▸ Direction:
Identify the lines that include the word "text", then copy all of them.

▸ Listed entries:

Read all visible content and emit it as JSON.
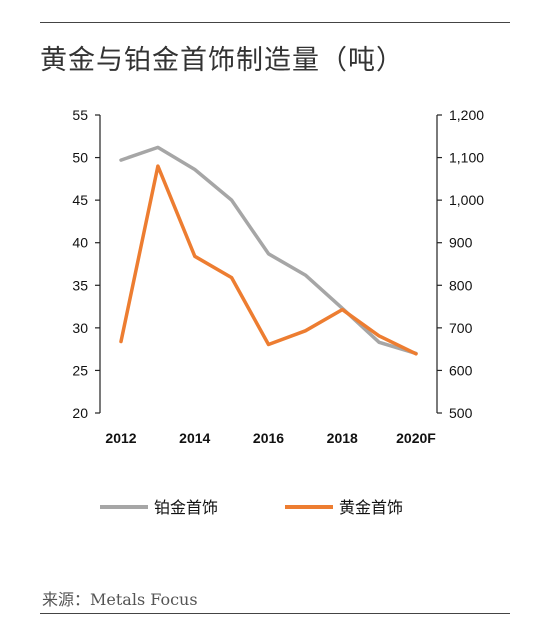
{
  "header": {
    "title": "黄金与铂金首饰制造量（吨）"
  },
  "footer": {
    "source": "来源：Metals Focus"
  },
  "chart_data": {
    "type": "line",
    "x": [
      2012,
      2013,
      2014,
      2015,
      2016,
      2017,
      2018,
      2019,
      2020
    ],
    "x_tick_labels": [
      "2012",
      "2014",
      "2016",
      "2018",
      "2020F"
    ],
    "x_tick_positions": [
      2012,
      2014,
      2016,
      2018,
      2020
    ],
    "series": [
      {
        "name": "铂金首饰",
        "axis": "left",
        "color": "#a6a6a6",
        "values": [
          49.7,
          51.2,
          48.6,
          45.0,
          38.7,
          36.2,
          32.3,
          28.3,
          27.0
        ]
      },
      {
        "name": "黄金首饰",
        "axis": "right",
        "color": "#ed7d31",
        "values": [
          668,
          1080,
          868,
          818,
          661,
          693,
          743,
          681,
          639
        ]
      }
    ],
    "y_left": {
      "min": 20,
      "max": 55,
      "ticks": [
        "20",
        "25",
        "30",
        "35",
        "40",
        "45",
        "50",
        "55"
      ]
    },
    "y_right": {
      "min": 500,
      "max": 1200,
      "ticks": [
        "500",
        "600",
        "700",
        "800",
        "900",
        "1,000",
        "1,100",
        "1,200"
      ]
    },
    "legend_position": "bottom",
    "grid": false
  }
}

==

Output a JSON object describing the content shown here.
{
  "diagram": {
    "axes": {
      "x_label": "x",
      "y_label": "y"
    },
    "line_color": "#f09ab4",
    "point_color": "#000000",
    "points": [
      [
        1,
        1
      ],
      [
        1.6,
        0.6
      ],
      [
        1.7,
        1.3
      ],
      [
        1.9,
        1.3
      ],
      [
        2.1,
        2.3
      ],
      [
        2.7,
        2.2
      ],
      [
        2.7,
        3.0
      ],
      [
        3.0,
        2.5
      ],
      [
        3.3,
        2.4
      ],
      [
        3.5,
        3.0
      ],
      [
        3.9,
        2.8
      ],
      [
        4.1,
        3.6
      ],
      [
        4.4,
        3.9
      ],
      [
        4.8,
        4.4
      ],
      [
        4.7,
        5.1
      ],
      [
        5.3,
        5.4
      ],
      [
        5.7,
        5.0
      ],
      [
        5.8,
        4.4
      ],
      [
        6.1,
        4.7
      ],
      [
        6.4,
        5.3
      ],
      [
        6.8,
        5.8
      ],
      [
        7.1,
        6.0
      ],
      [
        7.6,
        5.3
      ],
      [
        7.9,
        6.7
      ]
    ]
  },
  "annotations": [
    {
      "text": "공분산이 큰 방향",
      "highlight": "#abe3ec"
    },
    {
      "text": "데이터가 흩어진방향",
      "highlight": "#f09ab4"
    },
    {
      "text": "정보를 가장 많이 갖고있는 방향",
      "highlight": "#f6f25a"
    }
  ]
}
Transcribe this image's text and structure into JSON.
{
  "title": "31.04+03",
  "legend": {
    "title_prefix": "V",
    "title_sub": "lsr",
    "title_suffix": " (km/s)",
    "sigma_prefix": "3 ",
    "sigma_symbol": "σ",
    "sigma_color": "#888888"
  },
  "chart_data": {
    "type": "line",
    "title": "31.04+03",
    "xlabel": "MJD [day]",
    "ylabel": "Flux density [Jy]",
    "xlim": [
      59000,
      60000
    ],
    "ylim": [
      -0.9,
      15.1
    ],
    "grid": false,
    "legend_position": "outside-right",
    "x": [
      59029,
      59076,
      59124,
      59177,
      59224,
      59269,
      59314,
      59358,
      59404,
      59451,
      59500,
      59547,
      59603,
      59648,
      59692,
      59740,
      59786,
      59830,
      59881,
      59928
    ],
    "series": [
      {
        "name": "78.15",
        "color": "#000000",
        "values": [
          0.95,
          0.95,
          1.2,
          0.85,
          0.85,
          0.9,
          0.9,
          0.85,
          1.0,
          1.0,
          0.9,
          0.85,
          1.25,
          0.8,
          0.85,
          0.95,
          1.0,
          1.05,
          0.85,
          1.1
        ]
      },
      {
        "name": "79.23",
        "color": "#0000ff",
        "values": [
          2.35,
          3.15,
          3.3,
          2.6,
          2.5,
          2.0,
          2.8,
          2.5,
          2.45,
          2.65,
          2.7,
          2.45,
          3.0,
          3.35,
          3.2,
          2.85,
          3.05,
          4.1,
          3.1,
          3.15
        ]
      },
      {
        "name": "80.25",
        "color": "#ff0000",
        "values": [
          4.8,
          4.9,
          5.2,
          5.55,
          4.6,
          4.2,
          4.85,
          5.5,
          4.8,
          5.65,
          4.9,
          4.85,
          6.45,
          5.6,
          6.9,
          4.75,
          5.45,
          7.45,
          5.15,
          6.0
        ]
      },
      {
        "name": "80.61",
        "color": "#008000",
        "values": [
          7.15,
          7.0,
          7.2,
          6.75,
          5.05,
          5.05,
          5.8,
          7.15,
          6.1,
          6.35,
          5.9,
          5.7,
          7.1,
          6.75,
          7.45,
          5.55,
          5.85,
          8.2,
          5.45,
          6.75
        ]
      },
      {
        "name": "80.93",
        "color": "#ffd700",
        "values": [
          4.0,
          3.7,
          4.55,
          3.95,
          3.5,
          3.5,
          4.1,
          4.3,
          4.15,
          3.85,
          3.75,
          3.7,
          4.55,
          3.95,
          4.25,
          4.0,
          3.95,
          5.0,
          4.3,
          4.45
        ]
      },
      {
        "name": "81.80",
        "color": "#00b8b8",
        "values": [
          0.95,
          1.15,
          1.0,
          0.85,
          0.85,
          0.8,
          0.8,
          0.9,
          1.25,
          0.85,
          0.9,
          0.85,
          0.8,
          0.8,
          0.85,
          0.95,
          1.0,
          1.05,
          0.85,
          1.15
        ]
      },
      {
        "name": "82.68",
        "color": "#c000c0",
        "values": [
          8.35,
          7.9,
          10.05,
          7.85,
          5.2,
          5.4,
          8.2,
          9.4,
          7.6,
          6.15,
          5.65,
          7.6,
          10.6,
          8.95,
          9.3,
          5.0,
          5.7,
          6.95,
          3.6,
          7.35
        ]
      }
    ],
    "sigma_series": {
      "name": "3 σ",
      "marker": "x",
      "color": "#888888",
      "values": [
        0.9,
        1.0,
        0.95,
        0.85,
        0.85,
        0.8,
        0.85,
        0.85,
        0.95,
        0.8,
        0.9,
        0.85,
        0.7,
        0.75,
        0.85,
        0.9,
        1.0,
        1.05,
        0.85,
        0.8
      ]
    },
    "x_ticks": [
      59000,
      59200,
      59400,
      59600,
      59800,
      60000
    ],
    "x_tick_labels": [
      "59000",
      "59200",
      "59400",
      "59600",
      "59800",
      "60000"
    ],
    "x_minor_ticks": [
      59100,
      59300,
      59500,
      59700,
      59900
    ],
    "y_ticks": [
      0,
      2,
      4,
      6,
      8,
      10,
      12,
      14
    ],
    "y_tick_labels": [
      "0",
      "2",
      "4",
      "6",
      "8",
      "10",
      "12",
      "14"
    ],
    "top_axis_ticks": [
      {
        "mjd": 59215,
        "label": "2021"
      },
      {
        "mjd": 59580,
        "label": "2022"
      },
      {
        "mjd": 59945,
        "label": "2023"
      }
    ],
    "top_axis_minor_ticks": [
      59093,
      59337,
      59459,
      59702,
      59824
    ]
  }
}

==

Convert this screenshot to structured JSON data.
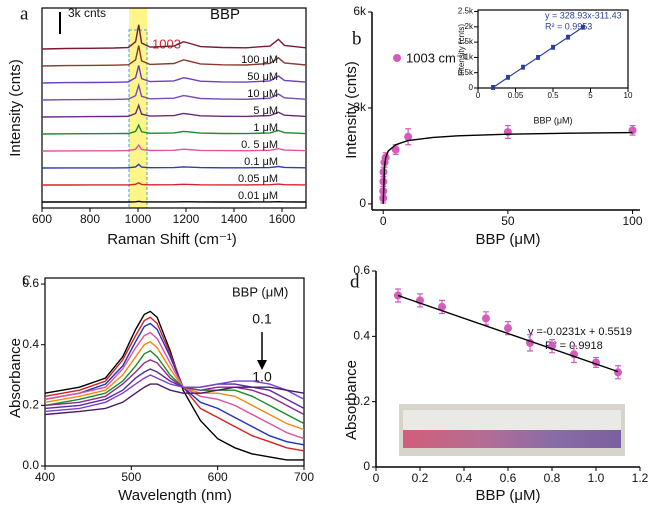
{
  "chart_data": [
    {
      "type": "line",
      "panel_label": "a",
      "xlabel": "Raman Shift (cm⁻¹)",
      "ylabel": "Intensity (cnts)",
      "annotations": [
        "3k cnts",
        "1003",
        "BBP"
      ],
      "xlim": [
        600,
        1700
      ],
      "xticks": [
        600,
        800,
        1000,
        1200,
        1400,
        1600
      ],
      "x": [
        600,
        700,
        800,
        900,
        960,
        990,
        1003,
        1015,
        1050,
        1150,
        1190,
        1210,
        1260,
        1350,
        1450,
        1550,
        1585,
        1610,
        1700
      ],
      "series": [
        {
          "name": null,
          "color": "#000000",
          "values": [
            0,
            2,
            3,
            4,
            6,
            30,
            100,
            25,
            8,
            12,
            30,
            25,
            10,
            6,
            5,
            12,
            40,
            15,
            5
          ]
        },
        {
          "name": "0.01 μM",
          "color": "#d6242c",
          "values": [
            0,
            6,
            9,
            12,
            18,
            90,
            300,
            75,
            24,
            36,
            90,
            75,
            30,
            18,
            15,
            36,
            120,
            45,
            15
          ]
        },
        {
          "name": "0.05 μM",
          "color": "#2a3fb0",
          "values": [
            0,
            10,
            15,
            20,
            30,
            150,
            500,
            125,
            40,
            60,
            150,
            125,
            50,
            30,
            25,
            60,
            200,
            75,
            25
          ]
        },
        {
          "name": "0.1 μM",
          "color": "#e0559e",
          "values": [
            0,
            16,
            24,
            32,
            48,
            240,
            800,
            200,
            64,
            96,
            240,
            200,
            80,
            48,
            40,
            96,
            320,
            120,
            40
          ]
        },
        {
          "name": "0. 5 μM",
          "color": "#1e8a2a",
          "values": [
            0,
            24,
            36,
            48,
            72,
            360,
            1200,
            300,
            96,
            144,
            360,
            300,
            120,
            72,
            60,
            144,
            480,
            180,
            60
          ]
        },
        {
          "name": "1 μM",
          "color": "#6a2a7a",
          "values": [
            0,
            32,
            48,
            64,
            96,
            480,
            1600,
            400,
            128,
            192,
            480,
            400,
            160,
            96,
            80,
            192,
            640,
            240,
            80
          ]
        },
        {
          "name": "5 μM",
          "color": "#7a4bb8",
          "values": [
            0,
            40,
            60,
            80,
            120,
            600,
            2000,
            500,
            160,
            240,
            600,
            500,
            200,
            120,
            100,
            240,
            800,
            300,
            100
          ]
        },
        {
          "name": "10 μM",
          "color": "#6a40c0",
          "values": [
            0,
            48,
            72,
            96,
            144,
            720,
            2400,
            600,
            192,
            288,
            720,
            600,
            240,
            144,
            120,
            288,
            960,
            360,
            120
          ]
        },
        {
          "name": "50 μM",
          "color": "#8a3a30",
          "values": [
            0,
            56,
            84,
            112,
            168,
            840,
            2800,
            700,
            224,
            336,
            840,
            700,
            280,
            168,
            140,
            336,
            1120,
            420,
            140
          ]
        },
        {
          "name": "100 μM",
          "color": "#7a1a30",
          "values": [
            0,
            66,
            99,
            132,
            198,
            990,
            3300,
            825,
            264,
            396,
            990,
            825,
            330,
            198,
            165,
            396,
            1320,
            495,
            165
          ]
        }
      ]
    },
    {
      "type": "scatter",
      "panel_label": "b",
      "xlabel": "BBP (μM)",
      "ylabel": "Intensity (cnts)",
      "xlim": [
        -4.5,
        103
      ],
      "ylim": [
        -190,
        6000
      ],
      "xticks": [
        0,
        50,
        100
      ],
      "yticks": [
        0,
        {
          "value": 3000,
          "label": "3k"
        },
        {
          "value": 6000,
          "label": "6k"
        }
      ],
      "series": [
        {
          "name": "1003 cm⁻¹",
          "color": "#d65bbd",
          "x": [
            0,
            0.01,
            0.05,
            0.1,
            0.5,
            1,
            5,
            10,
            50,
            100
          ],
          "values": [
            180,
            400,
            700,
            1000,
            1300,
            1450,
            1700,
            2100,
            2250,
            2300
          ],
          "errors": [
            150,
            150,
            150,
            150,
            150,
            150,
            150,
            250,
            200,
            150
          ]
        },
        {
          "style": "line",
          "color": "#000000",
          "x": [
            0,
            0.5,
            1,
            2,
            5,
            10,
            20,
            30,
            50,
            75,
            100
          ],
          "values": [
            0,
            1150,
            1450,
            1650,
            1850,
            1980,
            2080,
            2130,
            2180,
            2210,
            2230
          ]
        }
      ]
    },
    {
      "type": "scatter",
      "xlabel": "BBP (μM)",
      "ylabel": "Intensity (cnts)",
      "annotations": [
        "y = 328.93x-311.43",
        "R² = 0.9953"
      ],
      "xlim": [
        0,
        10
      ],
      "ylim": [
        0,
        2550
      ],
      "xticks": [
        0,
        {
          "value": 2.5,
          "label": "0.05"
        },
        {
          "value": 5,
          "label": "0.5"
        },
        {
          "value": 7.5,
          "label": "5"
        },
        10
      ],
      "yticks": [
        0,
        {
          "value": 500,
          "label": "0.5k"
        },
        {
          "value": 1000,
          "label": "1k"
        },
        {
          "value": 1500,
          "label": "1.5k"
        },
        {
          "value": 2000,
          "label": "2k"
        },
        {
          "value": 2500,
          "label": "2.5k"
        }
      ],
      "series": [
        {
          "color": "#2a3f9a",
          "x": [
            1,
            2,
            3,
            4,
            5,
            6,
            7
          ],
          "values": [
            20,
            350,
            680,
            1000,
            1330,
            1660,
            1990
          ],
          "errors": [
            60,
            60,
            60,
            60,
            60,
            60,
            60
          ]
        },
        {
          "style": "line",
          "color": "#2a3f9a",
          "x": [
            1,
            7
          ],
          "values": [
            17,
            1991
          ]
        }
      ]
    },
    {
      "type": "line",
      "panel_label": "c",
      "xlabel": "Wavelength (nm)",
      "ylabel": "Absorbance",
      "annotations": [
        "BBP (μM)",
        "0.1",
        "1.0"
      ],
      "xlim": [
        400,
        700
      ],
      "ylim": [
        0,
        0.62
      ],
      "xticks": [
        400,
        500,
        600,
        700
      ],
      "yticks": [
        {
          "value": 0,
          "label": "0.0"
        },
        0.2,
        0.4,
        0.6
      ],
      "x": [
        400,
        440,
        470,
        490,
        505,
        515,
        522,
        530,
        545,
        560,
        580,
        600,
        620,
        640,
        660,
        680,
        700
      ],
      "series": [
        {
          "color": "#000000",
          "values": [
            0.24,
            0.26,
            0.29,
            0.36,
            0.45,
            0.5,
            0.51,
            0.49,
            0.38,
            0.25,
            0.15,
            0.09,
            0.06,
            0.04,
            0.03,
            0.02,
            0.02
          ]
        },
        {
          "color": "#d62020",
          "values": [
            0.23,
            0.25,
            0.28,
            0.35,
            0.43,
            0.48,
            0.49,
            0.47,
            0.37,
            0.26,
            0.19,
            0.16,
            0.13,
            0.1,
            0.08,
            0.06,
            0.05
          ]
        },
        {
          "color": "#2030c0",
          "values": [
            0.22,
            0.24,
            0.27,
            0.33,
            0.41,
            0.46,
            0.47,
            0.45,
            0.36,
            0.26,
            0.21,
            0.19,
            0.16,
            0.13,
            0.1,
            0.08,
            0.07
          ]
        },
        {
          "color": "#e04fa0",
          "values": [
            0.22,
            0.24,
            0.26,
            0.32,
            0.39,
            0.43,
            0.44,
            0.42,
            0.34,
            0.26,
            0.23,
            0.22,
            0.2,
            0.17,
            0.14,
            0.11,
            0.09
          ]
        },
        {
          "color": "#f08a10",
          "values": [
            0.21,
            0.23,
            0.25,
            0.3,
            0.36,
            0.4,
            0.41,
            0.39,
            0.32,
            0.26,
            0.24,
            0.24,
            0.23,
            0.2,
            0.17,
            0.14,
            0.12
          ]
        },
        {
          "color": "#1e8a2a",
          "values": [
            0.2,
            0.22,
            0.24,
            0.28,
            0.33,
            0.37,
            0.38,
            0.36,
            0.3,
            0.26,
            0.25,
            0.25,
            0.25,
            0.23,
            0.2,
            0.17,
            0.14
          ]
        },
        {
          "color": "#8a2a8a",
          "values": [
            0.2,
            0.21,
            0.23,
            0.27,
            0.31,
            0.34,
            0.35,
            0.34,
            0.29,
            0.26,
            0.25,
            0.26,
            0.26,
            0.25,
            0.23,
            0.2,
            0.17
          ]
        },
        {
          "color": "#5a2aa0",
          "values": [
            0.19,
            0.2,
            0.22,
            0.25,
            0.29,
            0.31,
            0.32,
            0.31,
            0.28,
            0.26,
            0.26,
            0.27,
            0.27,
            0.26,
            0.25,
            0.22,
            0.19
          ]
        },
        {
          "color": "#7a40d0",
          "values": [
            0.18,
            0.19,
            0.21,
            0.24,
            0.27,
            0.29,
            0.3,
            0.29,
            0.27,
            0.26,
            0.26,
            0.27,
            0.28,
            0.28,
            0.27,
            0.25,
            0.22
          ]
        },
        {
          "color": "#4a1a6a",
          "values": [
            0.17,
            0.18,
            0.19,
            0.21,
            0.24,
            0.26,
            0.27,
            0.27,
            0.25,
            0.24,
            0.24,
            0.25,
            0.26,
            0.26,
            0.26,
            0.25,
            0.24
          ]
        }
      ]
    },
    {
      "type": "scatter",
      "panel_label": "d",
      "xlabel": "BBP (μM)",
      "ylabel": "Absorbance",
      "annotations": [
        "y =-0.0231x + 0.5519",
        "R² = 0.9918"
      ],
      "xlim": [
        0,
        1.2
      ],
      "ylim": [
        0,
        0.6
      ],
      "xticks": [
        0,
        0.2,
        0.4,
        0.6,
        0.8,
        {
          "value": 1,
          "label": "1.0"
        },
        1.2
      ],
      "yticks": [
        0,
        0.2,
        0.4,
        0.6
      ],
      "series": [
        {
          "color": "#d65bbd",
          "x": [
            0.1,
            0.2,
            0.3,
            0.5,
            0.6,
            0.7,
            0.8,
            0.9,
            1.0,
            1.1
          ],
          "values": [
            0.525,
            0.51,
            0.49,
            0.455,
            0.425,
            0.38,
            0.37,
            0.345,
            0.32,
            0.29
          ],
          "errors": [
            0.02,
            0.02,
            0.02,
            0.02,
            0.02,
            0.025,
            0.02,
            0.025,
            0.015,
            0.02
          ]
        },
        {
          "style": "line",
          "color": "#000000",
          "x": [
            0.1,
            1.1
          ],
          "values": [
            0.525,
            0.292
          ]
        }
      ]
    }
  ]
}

▸ The reply:
      "text": "공분산이 큰 방향",
      "text": "데이터가 흩어진방향",
      "text": "정보를 가장 많이 갖고있는 방향",
Transcribe this image's text and structure into JSON.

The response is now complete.